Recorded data

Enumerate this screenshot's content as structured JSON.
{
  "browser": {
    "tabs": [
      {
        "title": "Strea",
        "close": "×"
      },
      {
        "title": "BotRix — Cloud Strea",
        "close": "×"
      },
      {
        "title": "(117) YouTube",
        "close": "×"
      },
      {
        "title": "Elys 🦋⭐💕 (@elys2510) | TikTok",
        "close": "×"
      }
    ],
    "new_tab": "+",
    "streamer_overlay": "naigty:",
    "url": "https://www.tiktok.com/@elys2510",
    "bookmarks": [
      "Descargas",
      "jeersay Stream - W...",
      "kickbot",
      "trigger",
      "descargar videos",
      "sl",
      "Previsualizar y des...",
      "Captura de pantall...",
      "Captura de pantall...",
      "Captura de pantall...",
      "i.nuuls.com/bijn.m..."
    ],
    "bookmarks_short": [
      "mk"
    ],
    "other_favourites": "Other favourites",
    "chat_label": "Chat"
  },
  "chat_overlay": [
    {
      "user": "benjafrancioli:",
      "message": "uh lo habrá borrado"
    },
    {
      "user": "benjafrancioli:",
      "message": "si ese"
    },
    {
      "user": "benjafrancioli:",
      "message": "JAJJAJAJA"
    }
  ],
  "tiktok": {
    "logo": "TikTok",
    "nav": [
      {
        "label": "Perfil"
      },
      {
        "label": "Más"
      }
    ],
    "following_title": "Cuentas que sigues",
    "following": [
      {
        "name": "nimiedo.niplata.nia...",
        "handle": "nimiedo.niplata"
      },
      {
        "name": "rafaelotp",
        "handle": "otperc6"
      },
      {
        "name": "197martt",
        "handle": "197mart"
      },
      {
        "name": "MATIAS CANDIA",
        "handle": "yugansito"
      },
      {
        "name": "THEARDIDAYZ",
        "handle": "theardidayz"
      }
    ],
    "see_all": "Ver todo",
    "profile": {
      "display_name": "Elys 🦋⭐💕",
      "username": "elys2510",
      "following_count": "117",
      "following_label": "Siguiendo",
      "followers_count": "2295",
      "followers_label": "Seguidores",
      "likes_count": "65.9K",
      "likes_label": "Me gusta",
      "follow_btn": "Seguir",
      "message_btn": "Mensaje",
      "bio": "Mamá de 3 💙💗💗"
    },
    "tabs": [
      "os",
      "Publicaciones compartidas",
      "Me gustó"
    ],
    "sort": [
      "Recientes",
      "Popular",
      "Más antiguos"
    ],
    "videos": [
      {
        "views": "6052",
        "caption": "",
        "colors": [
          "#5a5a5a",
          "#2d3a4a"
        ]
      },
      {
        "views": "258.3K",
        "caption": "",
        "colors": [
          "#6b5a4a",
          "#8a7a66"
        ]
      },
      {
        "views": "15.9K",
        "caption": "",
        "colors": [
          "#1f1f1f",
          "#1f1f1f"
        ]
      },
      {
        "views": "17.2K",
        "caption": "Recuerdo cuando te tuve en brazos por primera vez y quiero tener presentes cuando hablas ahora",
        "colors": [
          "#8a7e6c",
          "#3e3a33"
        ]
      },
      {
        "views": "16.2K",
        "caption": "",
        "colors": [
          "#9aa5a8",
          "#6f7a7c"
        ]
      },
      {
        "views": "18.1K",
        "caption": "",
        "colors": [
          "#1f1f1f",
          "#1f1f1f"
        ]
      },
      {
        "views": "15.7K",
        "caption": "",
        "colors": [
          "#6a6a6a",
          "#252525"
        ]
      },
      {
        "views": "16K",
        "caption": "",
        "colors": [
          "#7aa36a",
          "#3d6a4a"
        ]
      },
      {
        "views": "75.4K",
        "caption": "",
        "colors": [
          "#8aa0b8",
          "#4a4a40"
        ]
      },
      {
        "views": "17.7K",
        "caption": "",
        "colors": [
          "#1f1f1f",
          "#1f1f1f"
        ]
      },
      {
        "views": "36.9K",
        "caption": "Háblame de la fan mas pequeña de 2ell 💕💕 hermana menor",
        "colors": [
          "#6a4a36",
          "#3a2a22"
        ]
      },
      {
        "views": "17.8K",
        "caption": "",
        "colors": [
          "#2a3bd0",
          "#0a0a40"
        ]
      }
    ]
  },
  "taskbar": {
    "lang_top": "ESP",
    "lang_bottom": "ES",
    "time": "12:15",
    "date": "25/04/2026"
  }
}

● THE EXERCISE
Exactly as shown above, return every record.

● COMPLETED TASK
Enumerate this screenshot's content as structured JSON.
{
  "browser": {
    "tabs": [
      {
        "title": "Strea",
        "close": "×"
      },
      {
        "title": "BotRix — Cloud Strea",
        "close": "×"
      },
      {
        "title": "(117) YouTube",
        "close": "×"
      },
      {
        "title": "Elys 🦋⭐💕 (@elys2510) | TikTok",
        "close": "×"
      }
    ],
    "new_tab": "+",
    "streamer_overlay": "naigty:",
    "url": "https://www.tiktok.com/@elys2510",
    "bookmarks": [
      "Descargas",
      "jeersay Stream - W...",
      "kickbot",
      "trigger",
      "descargar videos",
      "sl",
      "Previsualizar y des...",
      "Captura de pantall...",
      "Captura de pantall...",
      "Captura de pantall...",
      "i.nuuls.com/bijn.m..."
    ],
    "bookmarks_short": [
      "mk"
    ],
    "other_favourites": "Other favourites",
    "chat_label": "Chat"
  },
  "chat_overlay": [
    {
      "user": "benjafrancioli:",
      "message": "uh lo habrá borrado"
    },
    {
      "user": "benjafrancioli:",
      "message": "si ese"
    },
    {
      "user": "benjafrancioli:",
      "message": "JAJJAJAJA"
    }
  ],
  "tiktok": {
    "logo": "TikTok",
    "nav": [
      {
        "label": "Perfil"
      },
      {
        "label": "Más"
      }
    ],
    "following_title": "Cuentas que sigues",
    "following": [
      {
        "name": "nimiedo.niplata.nia...",
        "handle": "nimiedo.niplata"
      },
      {
        "name": "rafaelotp",
        "handle": "otperc6"
      },
      {
        "name": "197martt",
        "handle": "197mart"
      },
      {
        "name": "MATIAS CANDIA",
        "handle": "yugansito"
      },
      {
        "name": "THEARDIDAYZ",
        "handle": "theardidayz"
      }
    ],
    "see_all": "Ver todo",
    "profile": {
      "display_name": "Elys 🦋⭐💕",
      "username": "elys2510",
      "following_count": "117",
      "following_label": "Siguiendo",
      "followers_count": "2295",
      "followers_label": "Seguidores",
      "likes_count": "65.9K",
      "likes_label": "Me gusta",
      "follow_btn": "Seguir",
      "message_btn": "Mensaje",
      "bio": "Mamá de 3 💙💗💗"
    },
    "tabs": [
      "os",
      "Publicaciones compartidas",
      "Me gustó"
    ],
    "sort": [
      "Recientes",
      "Popular",
      "Más antiguos"
    ],
    "videos": [
      {
        "views": "6052",
        "caption": "",
        "colors": [
          "#5a5a5a",
          "#2d3a4a"
        ]
      },
      {
        "views": "258.3K",
        "caption": "",
        "colors": [
          "#6b5a4a",
          "#8a7a66"
        ]
      },
      {
        "views": "15.9K",
        "caption": "",
        "colors": [
          "#1f1f1f",
          "#1f1f1f"
        ]
      },
      {
        "views": "17.2K",
        "caption": "Recuerdo cuando te tuve en brazos por primera vez y quiero tener presentes cuando hablas ahora",
        "colors": [
          "#8a7e6c",
          "#3e3a33"
        ]
      },
      {
        "views": "16.2K",
        "caption": "",
        "colors": [
          "#9aa5a8",
          "#6f7a7c"
        ]
      },
      {
        "views": "18.1K",
        "caption": "",
        "colors": [
          "#1f1f1f",
          "#1f1f1f"
        ]
      },
      {
        "views": "15.7K",
        "caption": "",
        "colors": [
          "#6a6a6a",
          "#252525"
        ]
      },
      {
        "views": "16K",
        "caption": "",
        "colors": [
          "#7aa36a",
          "#3d6a4a"
        ]
      },
      {
        "views": "75.4K",
        "caption": "",
        "colors": [
          "#8aa0b8",
          "#4a4a40"
        ]
      },
      {
        "views": "17.7K",
        "caption": "",
        "colors": [
          "#1f1f1f",
          "#1f1f1f"
        ]
      },
      {
        "views": "36.9K",
        "caption": "Háblame de la fan mas pequeña de 2ell 💕💕 hermana menor",
        "colors": [
          "#6a4a36",
          "#3a2a22"
        ]
      },
      {
        "views": "17.8K",
        "caption": "",
        "colors": [
          "#2a3bd0",
          "#0a0a40"
        ]
      }
    ]
  },
  "taskbar": {
    "lang_top": "ESP",
    "lang_bottom": "ES",
    "time": "12:15",
    "date": "25/04/2026"
  }
}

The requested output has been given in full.